REQUIREMENT. Quote every line of the data below as it stands, omitting pictures.

AVAILABLE RECORDS.
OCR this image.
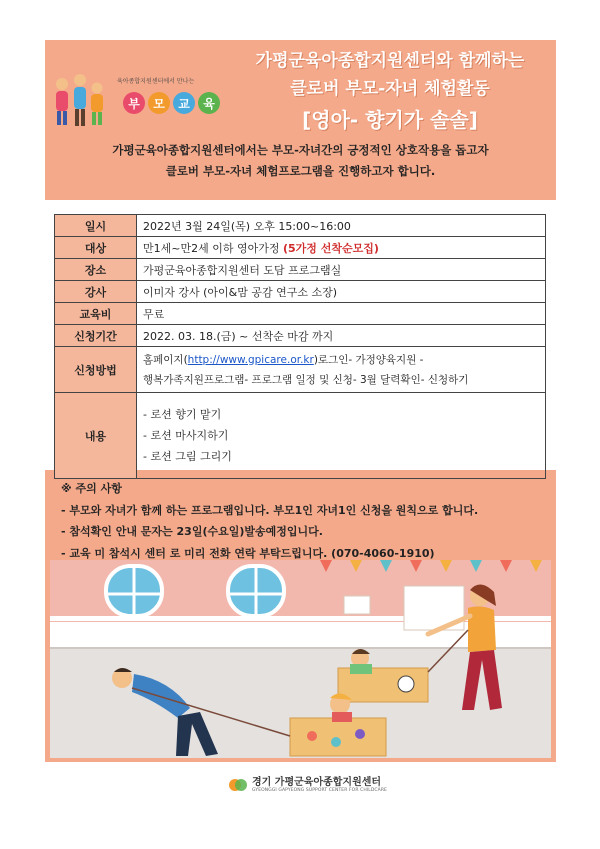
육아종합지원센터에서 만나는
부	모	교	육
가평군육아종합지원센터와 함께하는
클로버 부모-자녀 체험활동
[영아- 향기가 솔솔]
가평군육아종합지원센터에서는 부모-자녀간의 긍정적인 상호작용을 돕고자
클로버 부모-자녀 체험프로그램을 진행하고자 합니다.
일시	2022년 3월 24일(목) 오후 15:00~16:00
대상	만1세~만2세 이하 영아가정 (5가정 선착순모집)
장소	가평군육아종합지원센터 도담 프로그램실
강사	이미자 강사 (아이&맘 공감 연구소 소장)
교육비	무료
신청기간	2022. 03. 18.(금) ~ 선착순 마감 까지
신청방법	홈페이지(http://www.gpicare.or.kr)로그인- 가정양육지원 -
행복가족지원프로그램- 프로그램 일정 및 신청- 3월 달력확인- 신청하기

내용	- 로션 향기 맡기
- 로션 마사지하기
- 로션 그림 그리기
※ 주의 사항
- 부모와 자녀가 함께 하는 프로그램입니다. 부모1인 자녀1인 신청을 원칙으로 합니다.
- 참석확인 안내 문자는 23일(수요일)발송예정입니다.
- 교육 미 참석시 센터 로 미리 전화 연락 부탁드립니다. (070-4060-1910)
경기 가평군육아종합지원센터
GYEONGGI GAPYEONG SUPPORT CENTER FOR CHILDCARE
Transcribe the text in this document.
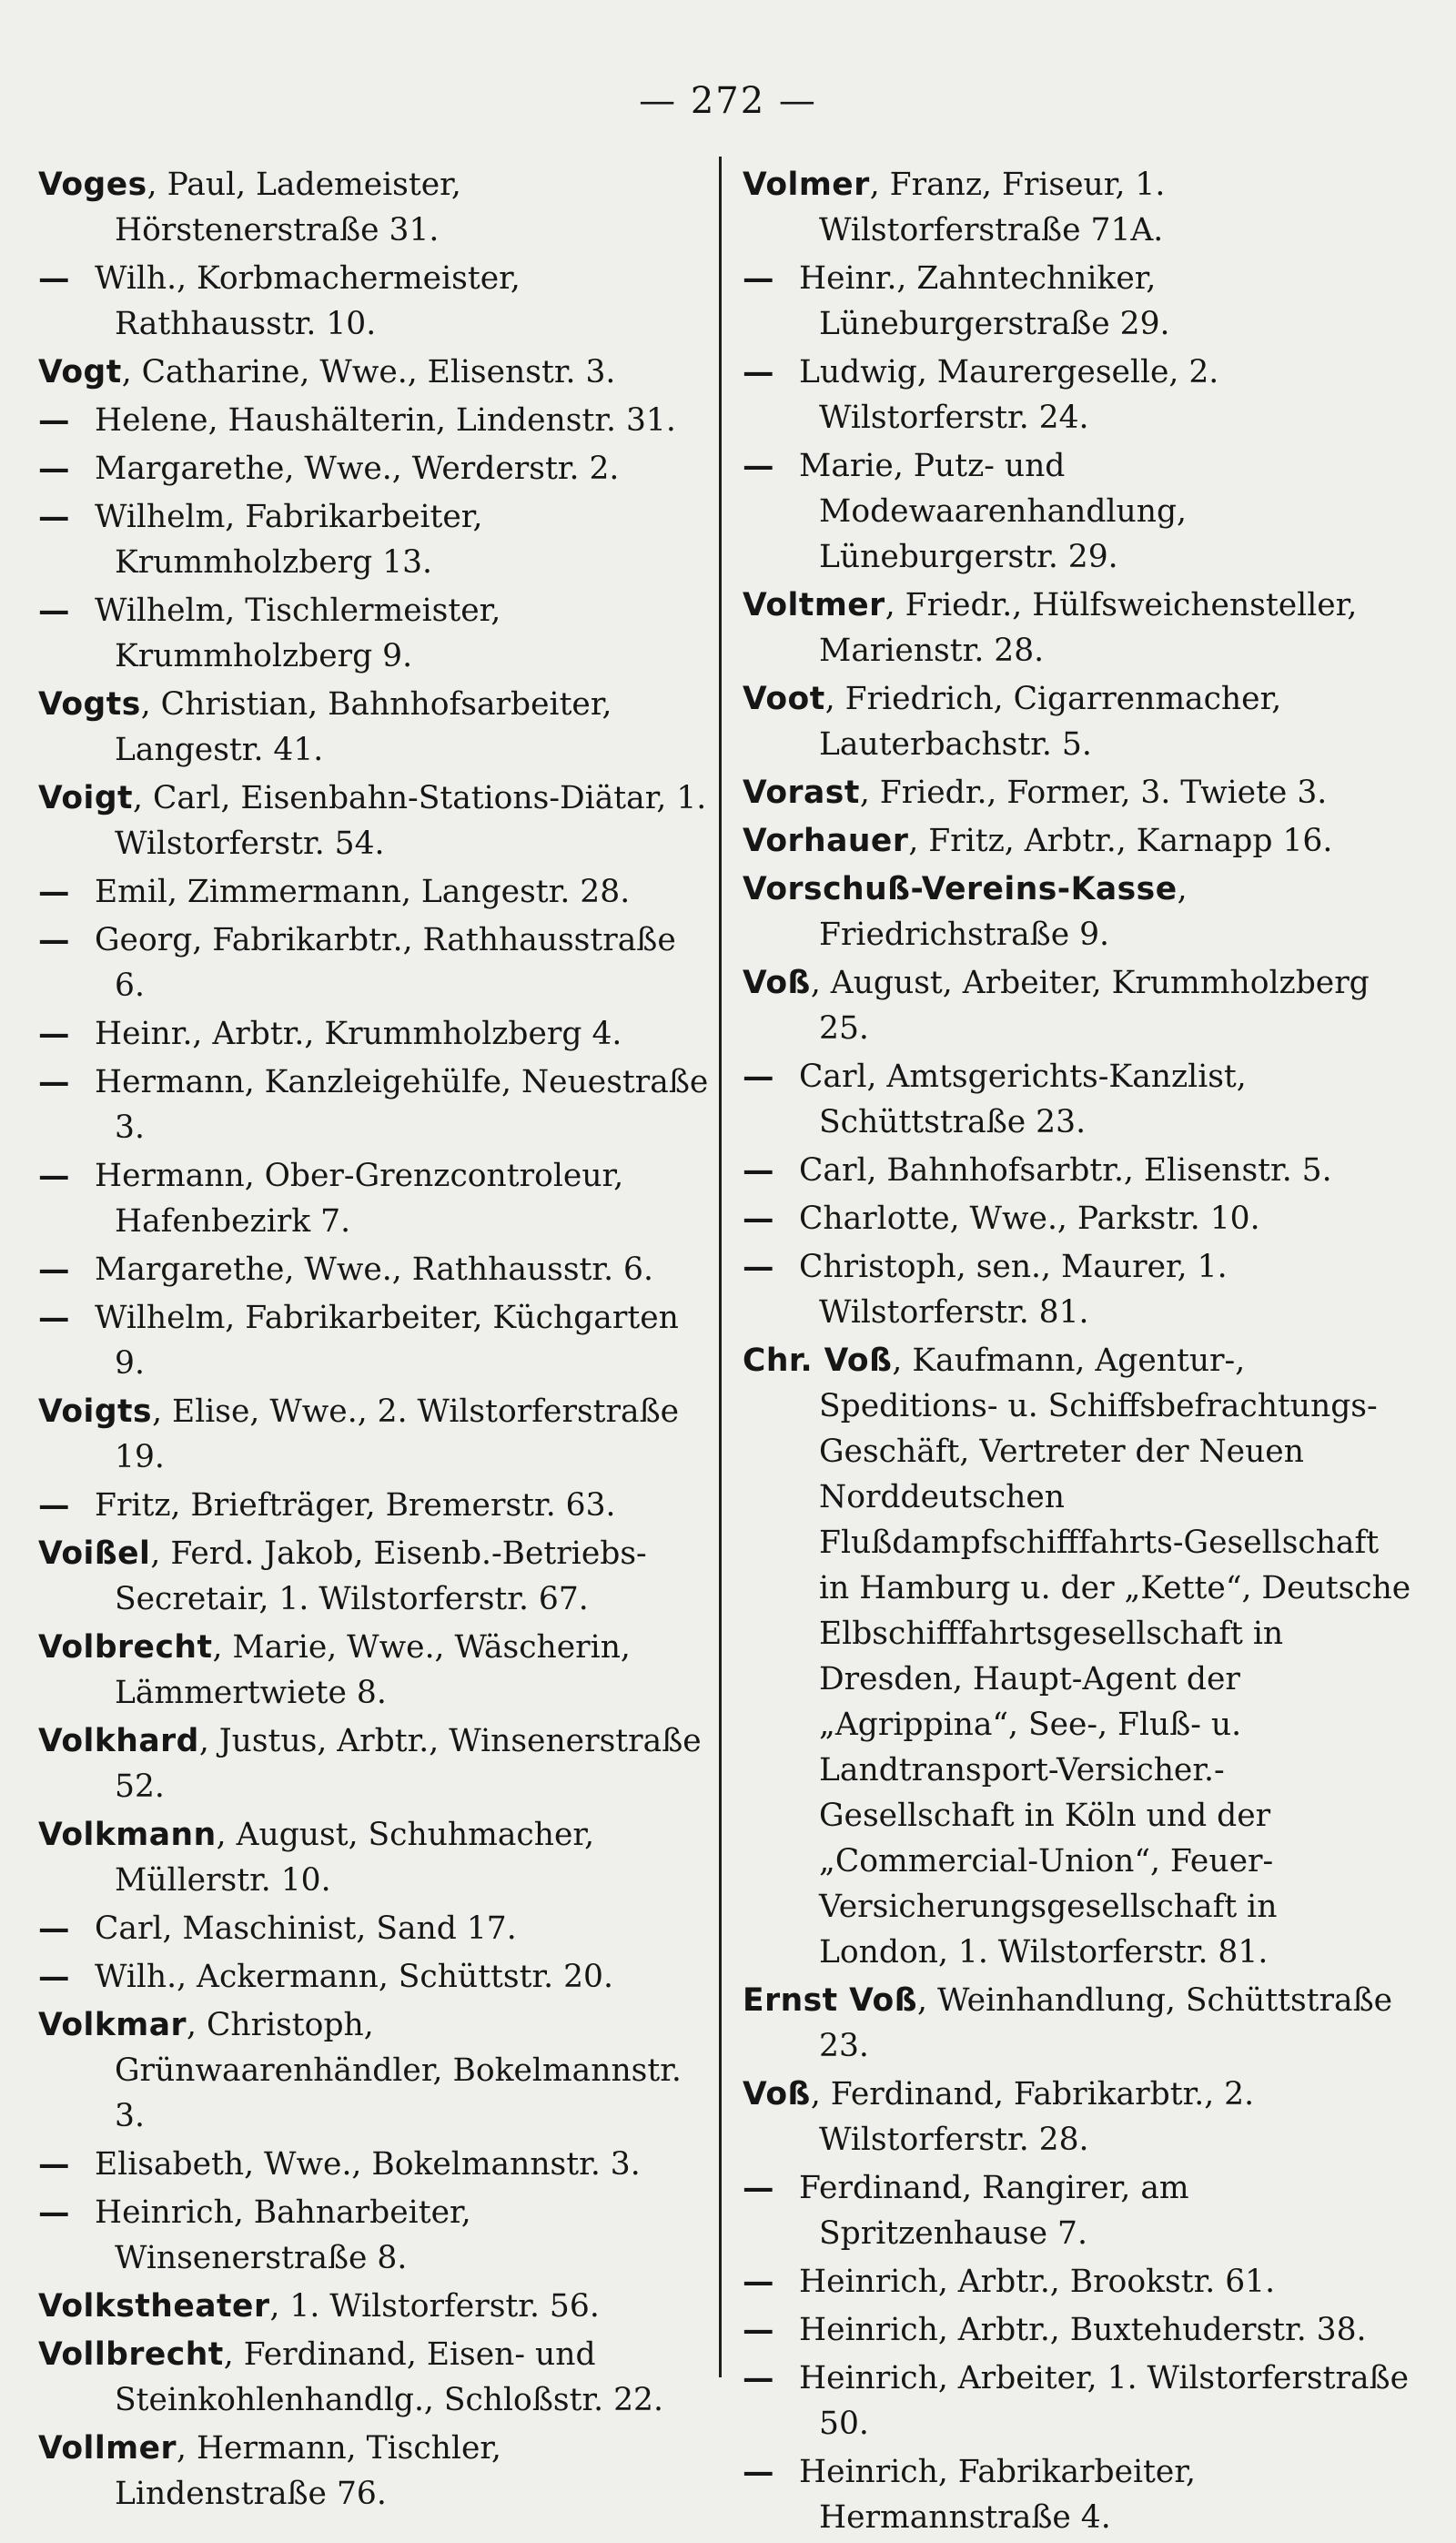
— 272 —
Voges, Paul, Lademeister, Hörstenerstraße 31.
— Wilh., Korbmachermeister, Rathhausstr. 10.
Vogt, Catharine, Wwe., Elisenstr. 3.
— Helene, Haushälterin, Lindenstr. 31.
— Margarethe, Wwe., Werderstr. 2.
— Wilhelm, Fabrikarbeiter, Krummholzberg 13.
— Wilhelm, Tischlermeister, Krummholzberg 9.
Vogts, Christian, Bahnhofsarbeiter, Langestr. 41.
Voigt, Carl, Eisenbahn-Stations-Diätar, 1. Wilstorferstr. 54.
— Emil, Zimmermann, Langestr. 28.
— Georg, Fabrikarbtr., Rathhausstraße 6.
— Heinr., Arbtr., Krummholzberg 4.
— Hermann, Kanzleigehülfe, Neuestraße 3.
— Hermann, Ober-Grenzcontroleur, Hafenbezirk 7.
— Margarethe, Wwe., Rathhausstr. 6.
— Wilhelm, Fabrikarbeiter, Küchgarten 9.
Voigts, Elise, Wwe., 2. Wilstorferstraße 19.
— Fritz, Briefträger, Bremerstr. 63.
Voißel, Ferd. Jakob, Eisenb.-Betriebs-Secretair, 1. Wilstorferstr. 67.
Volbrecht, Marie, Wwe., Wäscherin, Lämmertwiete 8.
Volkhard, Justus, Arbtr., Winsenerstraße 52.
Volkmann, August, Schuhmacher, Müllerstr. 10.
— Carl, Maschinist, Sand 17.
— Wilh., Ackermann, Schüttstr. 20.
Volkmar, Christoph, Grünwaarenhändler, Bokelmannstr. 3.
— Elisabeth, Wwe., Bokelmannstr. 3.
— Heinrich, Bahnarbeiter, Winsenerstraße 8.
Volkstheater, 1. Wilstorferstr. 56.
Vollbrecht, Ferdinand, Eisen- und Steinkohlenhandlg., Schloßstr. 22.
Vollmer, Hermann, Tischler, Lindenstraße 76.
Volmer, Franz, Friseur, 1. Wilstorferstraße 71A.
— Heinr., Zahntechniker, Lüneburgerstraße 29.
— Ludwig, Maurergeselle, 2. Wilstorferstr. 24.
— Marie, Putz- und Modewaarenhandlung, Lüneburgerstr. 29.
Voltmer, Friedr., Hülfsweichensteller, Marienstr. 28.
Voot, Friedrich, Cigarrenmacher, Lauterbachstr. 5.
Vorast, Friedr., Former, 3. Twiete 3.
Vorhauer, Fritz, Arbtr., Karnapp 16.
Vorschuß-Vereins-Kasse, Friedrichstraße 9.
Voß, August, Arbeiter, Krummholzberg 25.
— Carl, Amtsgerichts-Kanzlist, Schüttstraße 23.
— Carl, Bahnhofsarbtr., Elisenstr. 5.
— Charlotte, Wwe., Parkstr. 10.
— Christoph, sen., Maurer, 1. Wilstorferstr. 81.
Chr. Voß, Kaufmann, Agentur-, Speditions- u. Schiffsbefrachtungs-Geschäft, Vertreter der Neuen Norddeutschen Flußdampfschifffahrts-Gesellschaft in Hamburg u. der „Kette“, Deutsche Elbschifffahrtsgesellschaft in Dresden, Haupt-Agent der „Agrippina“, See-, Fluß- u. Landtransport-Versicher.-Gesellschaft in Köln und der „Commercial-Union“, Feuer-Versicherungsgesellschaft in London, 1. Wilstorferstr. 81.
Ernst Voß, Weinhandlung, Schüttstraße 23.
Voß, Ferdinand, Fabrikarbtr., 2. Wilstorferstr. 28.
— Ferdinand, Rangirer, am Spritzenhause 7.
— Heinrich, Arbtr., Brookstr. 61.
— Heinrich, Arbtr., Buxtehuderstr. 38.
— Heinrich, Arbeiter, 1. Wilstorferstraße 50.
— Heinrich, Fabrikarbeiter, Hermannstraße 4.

RESPONSE.
OCR this image.
육아종합지원센터에서 만나는
부	모	교	육
가평군육아종합지원센터와 함께하는
클로버 부모-자녀 체험활동
[영아- 향기가 솔솔]
가평군육아종합지원센터에서는 부모-자녀간의 긍정적인 상호작용을 돕고자
클로버 부모-자녀 체험프로그램을 진행하고자 합니다.
일시	2022년 3월 24일(목) 오후 15:00~16:00
대상	만1세~만2세 이하 영아가정 (5가정 선착순모집)
장소	가평군육아종합지원센터 도담 프로그램실
강사	이미자 강사 (아이&맘 공감 연구소 소장)
교육비	무료
신청기간	2022. 03. 18.(금) ~ 선착순 마감 까지
신청방법	홈페이지(http://www.gpicare.or.kr)로그인- 가정양육지원 -
행복가족지원프로그램- 프로그램 일정 및 신청- 3월 달력확인- 신청하기

내용	- 로션 향기 맡기
- 로션 마사지하기
- 로션 그림 그리기
※ 주의 사항
- 부모와 자녀가 함께 하는 프로그램입니다. 부모1인 자녀1인 신청을 원칙으로 합니다.
- 참석확인 안내 문자는 23일(수요일)발송예정입니다.
- 교육 미 참석시 센터 로 미리 전화 연락 부탁드립니다. (070-4060-1910)
경기 가평군육아종합지원센터
GYEONGGI GAPYEONG SUPPORT CENTER FOR CHILDCARE
Transcribe the text in this document.
— 272 —
Voges, Paul, Lademeister, Hörstenerstraße 31.
— Wilh., Korbmachermeister, Rathhausstr. 10.
Vogt, Catharine, Wwe., Elisenstr. 3.
— Helene, Haushälterin, Lindenstr. 31.
— Margarethe, Wwe., Werderstr. 2.
— Wilhelm, Fabrikarbeiter, Krummholzberg 13.
— Wilhelm, Tischlermeister, Krummholzberg 9.
Vogts, Christian, Bahnhofsarbeiter, Langestr. 41.
Voigt, Carl, Eisenbahn-Stations-Diätar, 1. Wilstorferstr. 54.
— Emil, Zimmermann, Langestr. 28.
— Georg, Fabrikarbtr., Rathhausstraße 6.
— Heinr., Arbtr., Krummholzberg 4.
— Hermann, Kanzleigehülfe, Neuestraße 3.
— Hermann, Ober-Grenzcontroleur, Hafenbezirk 7.
— Margarethe, Wwe., Rathhausstr. 6.
— Wilhelm, Fabrikarbeiter, Küchgarten 9.
Voigts, Elise, Wwe., 2. Wilstorferstraße 19.
— Fritz, Briefträger, Bremerstr. 63.
Voißel, Ferd. Jakob, Eisenb.-Betriebs-Secretair, 1. Wilstorferstr. 67.
Volbrecht, Marie, Wwe., Wäscherin, Lämmertwiete 8.
Volkhard, Justus, Arbtr., Winsenerstraße 52.
Volkmann, August, Schuhmacher, Müllerstr. 10.
— Carl, Maschinist, Sand 17.
— Wilh., Ackermann, Schüttstr. 20.
Volkmar, Christoph, Grünwaarenhändler, Bokelmannstr. 3.
— Elisabeth, Wwe., Bokelmannstr. 3.
— Heinrich, Bahnarbeiter, Winsenerstraße 8.
Volkstheater, 1. Wilstorferstr. 56.
Vollbrecht, Ferdinand, Eisen- und Steinkohlenhandlg., Schloßstr. 22.
Vollmer, Hermann, Tischler, Lindenstraße 76.
Volmer, Franz, Friseur, 1. Wilstorferstraße 71A.
— Heinr., Zahntechniker, Lüneburgerstraße 29.
— Ludwig, Maurergeselle, 2. Wilstorferstr. 24.
— Marie, Putz- und Modewaarenhandlung, Lüneburgerstr. 29.
Voltmer, Friedr., Hülfsweichensteller, Marienstr. 28.
Voot, Friedrich, Cigarrenmacher, Lauterbachstr. 5.
Vorast, Friedr., Former, 3. Twiete 3.
Vorhauer, Fritz, Arbtr., Karnapp 16.
Vorschuß-Vereins-Kasse, Friedrichstraße 9.
Voß, August, Arbeiter, Krummholzberg 25.
— Carl, Amtsgerichts-Kanzlist, Schüttstraße 23.
— Carl, Bahnhofsarbtr., Elisenstr. 5.
— Charlotte, Wwe., Parkstr. 10.
— Christoph, sen., Maurer, 1. Wilstorferstr. 81.
Chr. Voß, Kaufmann, Agentur-, Speditions- u. Schiffsbefrachtungs-Geschäft, Vertreter der Neuen Norddeutschen Flußdampfschifffahrts-Gesellschaft in Hamburg u. der „Kette“, Deutsche Elbschifffahrtsgesellschaft in Dresden, Haupt-Agent der „Agrippina“, See-, Fluß- u. Landtransport-Versicher.-Gesellschaft in Köln und der „Commercial-Union“, Feuer-Versicherungsgesellschaft in London, 1. Wilstorferstr. 81.
Ernst Voß, Weinhandlung, Schüttstraße 23.
Voß, Ferdinand, Fabrikarbtr., 2. Wilstorferstr. 28.
— Ferdinand, Rangirer, am Spritzenhause 7.
— Heinrich, Arbtr., Brookstr. 61.
— Heinrich, Arbtr., Buxtehuderstr. 38.
— Heinrich, Arbeiter, 1. Wilstorferstraße 50.
— Heinrich, Fabrikarbeiter, Hermannstraße 4.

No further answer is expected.